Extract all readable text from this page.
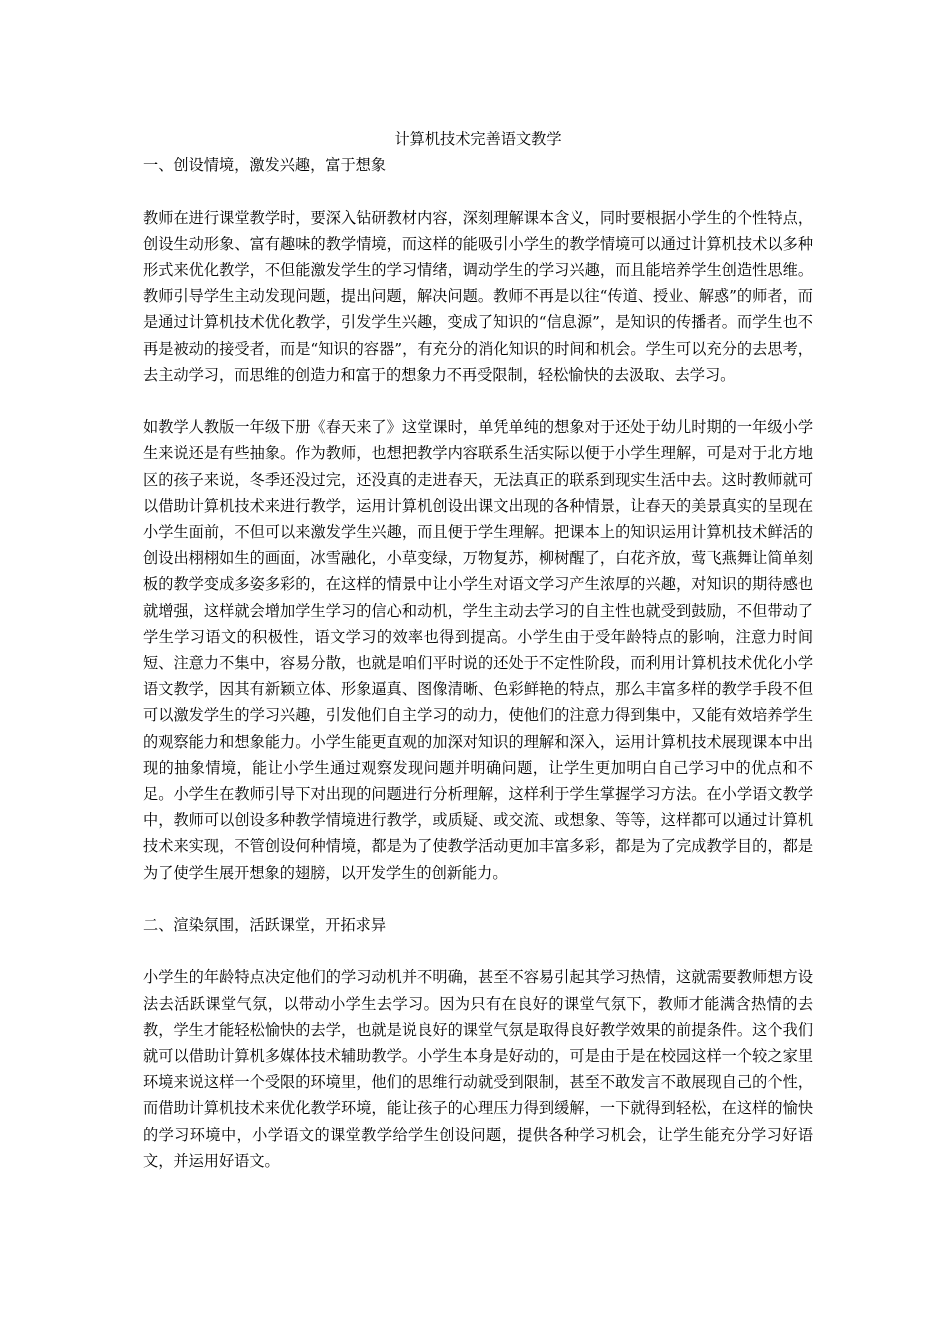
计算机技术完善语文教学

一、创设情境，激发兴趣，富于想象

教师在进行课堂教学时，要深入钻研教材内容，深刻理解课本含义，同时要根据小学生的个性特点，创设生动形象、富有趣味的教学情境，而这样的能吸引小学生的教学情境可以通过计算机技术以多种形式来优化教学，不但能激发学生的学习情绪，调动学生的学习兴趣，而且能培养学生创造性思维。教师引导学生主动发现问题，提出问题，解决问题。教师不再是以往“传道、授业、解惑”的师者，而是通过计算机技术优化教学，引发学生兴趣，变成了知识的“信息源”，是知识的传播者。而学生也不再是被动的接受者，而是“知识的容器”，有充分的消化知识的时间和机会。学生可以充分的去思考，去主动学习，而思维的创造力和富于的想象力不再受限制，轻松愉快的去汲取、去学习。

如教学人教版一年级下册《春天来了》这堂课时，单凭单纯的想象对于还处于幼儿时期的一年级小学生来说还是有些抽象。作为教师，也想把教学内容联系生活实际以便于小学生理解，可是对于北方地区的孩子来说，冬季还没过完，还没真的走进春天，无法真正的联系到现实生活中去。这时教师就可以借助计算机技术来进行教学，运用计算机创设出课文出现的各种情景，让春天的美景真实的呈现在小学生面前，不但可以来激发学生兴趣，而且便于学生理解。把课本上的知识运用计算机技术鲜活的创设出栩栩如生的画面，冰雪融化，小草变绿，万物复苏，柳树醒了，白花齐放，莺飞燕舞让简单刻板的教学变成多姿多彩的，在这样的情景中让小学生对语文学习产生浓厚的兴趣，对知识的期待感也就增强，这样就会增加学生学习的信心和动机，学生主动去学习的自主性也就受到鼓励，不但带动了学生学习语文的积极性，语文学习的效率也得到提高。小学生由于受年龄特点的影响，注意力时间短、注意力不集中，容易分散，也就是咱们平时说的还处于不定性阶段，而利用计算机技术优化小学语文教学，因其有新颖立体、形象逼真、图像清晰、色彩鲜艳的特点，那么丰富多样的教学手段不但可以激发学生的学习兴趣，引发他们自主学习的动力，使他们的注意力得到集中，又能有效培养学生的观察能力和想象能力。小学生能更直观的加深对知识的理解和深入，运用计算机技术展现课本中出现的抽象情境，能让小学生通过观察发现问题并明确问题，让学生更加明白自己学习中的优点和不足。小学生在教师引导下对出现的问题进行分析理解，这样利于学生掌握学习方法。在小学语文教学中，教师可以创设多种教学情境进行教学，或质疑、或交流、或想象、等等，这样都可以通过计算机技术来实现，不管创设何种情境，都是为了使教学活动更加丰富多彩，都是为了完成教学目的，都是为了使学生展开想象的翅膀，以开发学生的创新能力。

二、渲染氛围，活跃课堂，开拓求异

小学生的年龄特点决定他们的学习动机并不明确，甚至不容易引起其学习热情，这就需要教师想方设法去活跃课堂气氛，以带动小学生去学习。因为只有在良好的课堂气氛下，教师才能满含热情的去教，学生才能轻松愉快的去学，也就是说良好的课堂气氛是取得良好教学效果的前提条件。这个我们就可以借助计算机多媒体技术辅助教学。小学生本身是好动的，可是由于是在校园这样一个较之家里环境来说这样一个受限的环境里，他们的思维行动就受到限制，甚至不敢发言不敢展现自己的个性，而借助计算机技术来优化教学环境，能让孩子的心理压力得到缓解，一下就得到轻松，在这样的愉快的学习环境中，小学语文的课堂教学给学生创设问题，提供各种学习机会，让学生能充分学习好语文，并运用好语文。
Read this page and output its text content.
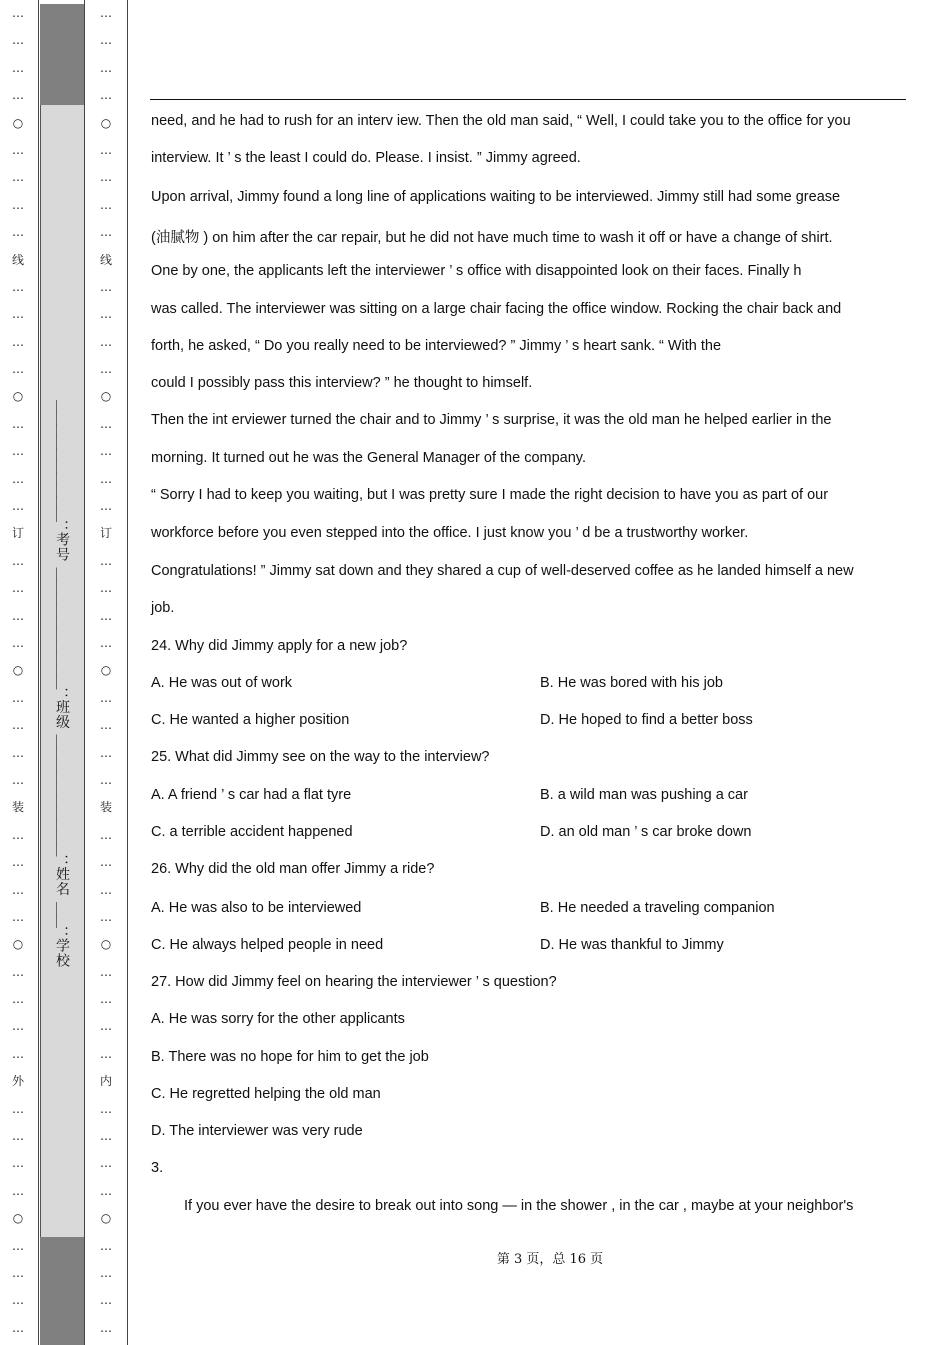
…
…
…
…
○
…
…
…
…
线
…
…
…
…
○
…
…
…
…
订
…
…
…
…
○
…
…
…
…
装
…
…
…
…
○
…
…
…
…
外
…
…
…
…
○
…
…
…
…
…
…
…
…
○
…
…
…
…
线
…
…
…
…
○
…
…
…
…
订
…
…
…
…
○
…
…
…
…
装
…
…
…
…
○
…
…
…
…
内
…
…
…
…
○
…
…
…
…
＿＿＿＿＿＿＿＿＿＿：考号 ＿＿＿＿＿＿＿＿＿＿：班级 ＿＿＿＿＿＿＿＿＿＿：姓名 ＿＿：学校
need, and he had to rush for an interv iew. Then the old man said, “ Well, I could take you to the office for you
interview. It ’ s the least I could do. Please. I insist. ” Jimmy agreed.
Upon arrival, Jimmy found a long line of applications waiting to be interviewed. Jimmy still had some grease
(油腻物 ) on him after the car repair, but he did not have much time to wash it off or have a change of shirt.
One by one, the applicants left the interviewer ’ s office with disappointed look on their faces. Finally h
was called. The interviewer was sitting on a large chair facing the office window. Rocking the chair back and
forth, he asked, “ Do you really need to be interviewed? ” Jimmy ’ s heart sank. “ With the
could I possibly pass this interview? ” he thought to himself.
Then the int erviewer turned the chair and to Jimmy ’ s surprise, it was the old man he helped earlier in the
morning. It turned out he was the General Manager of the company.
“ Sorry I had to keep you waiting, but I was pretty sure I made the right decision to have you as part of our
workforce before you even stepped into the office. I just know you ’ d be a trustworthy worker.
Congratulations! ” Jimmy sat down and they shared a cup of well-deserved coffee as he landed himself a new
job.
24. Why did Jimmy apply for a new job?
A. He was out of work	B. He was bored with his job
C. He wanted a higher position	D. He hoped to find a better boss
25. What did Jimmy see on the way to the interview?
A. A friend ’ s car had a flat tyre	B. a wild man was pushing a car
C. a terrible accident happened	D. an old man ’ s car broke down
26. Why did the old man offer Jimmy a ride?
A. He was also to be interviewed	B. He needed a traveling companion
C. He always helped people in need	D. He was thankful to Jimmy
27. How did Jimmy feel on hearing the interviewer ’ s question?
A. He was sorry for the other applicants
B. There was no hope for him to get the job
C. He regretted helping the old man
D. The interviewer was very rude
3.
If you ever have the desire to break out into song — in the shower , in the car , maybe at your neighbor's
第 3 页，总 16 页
^^^^
Reproduce the entries above exactly. Do not include the images.

Extract all readable text from this page.
计算机技术完善语文教学

一、创设情境，激发兴趣，富于想象

教师在进行课堂教学时，要深入钻研教材内容，深刻理解课本含义，同时要根据小学生的个性特点，创设生动形象、富有趣味的教学情境，而这样的能吸引小学生的教学情境可以通过计算机技术以多种形式来优化教学，不但能激发学生的学习情绪，调动学生的学习兴趣，而且能培养学生创造性思维。教师引导学生主动发现问题，提出问题，解决问题。教师不再是以往“传道、授业、解惑”的师者，而是通过计算机技术优化教学，引发学生兴趣，变成了知识的“信息源”，是知识的传播者。而学生也不再是被动的接受者，而是“知识的容器”，有充分的消化知识的时间和机会。学生可以充分的去思考，去主动学习，而思维的创造力和富于的想象力不再受限制，轻松愉快的去汲取、去学习。

如教学人教版一年级下册《春天来了》这堂课时，单凭单纯的想象对于还处于幼儿时期的一年级小学生来说还是有些抽象。作为教师，也想把教学内容联系生活实际以便于小学生理解，可是对于北方地区的孩子来说，冬季还没过完，还没真的走进春天，无法真正的联系到现实生活中去。这时教师就可以借助计算机技术来进行教学，运用计算机创设出课文出现的各种情景，让春天的美景真实的呈现在小学生面前，不但可以来激发学生兴趣，而且便于学生理解。把课本上的知识运用计算机技术鲜活的创设出栩栩如生的画面，冰雪融化，小草变绿，万物复苏，柳树醒了，白花齐放，莺飞燕舞让简单刻板的教学变成多姿多彩的，在这样的情景中让小学生对语文学习产生浓厚的兴趣，对知识的期待感也就增强，这样就会增加学生学习的信心和动机，学生主动去学习的自主性也就受到鼓励，不但带动了学生学习语文的积极性，语文学习的效率也得到提高。小学生由于受年龄特点的影响，注意力时间短、注意力不集中，容易分散，也就是咱们平时说的还处于不定性阶段，而利用计算机技术优化小学语文教学，因其有新颖立体、形象逼真、图像清晰、色彩鲜艳的特点，那么丰富多样的教学手段不但可以激发学生的学习兴趣，引发他们自主学习的动力，使他们的注意力得到集中，又能有效培养学生的观察能力和想象能力。小学生能更直观的加深对知识的理解和深入，运用计算机技术展现课本中出现的抽象情境，能让小学生通过观察发现问题并明确问题，让学生更加明白自己学习中的优点和不足。小学生在教师引导下对出现的问题进行分析理解，这样利于学生掌握学习方法。在小学语文教学中，教师可以创设多种教学情境进行教学，或质疑、或交流、或想象、等等，这样都可以通过计算机技术来实现，不管创设何种情境，都是为了使教学活动更加丰富多彩，都是为了完成教学目的，都是为了使学生展开想象的翅膀，以开发学生的创新能力。

二、渲染氛围，活跃课堂，开拓求异

小学生的年龄特点决定他们的学习动机并不明确，甚至不容易引起其学习热情，这就需要教师想方设法去活跃课堂气氛，以带动小学生去学习。因为只有在良好的课堂气氛下，教师才能满含热情的去教，学生才能轻松愉快的去学，也就是说良好的课堂气氛是取得良好教学效果的前提条件。这个我们就可以借助计算机多媒体技术辅助教学。小学生本身是好动的，可是由于是在校园这样一个较之家里环境来说这样一个受限的环境里，他们的思维行动就受到限制，甚至不敢发言不敢展现自己的个性，而借助计算机技术来优化教学环境，能让孩子的心理压力得到缓解，一下就得到轻松，在这样的愉快的学习环境中，小学语文的课堂教学给学生创设问题，提供各种学习机会，让学生能充分学习好语文，并运用好语文。
Read this page and output its text content.
…
…
…
…
○
…
…
…
…
线
…
…
…
…
○
…
…
…
…
订
…
…
…
…
○
…
…
…
…
装
…
…
…
…
○
…
…
…
…
外
…
…
…
…
○
…
…
…
…
…
…
…
…
○
…
…
…
…
线
…
…
…
…
○
…
…
…
…
订
…
…
…
…
○
…
…
…
…
装
…
…
…
…
○
…
…
…
…
内
…
…
…
…
○
…
…
…
…
＿＿＿＿＿＿＿＿＿＿：考号 ＿＿＿＿＿＿＿＿＿＿：班级 ＿＿＿＿＿＿＿＿＿＿：姓名 ＿＿：学校
need, and he had to rush for an interv iew. Then the old man said, “ Well, I could take you to the office for you
interview. It ’ s the least I could do. Please. I insist. ” Jimmy agreed.
Upon arrival, Jimmy found a long line of applications waiting to be interviewed. Jimmy still had some grease
(油腻物 ) on him after the car repair, but he did not have much time to wash it off or have a change of shirt.
One by one, the applicants left the interviewer ’ s office with disappointed look on their faces. Finally h
was called. The interviewer was sitting on a large chair facing the office window. Rocking the chair back and
forth, he asked, “ Do you really need to be interviewed? ” Jimmy ’ s heart sank. “ With the
could I possibly pass this interview? ” he thought to himself.
Then the int erviewer turned the chair and to Jimmy ’ s surprise, it was the old man he helped earlier in the
morning. It turned out he was the General Manager of the company.
“ Sorry I had to keep you waiting, but I was pretty sure I made the right decision to have you as part of our
workforce before you even stepped into the office. I just know you ’ d be a trustworthy worker.
Congratulations! ” Jimmy sat down and they shared a cup of well-deserved coffee as he landed himself a new
job.
24. Why did Jimmy apply for a new job?
A. He was out of work	B. He was bored with his job
C. He wanted a higher position	D. He hoped to find a better boss
25. What did Jimmy see on the way to the interview?
A. A friend ’ s car had a flat tyre	B. a wild man was pushing a car
C. a terrible accident happened	D. an old man ’ s car broke down
26. Why did the old man offer Jimmy a ride?
A. He was also to be interviewed	B. He needed a traveling companion
C. He always helped people in need	D. He was thankful to Jimmy
27. How did Jimmy feel on hearing the interviewer ’ s question?
A. He was sorry for the other applicants
B. There was no hope for him to get the job
C. He regretted helping the old man
D. The interviewer was very rude
3.
If you ever have the desire to break out into song — in the shower , in the car , maybe at your neighbor's
第 3 页，总 16 页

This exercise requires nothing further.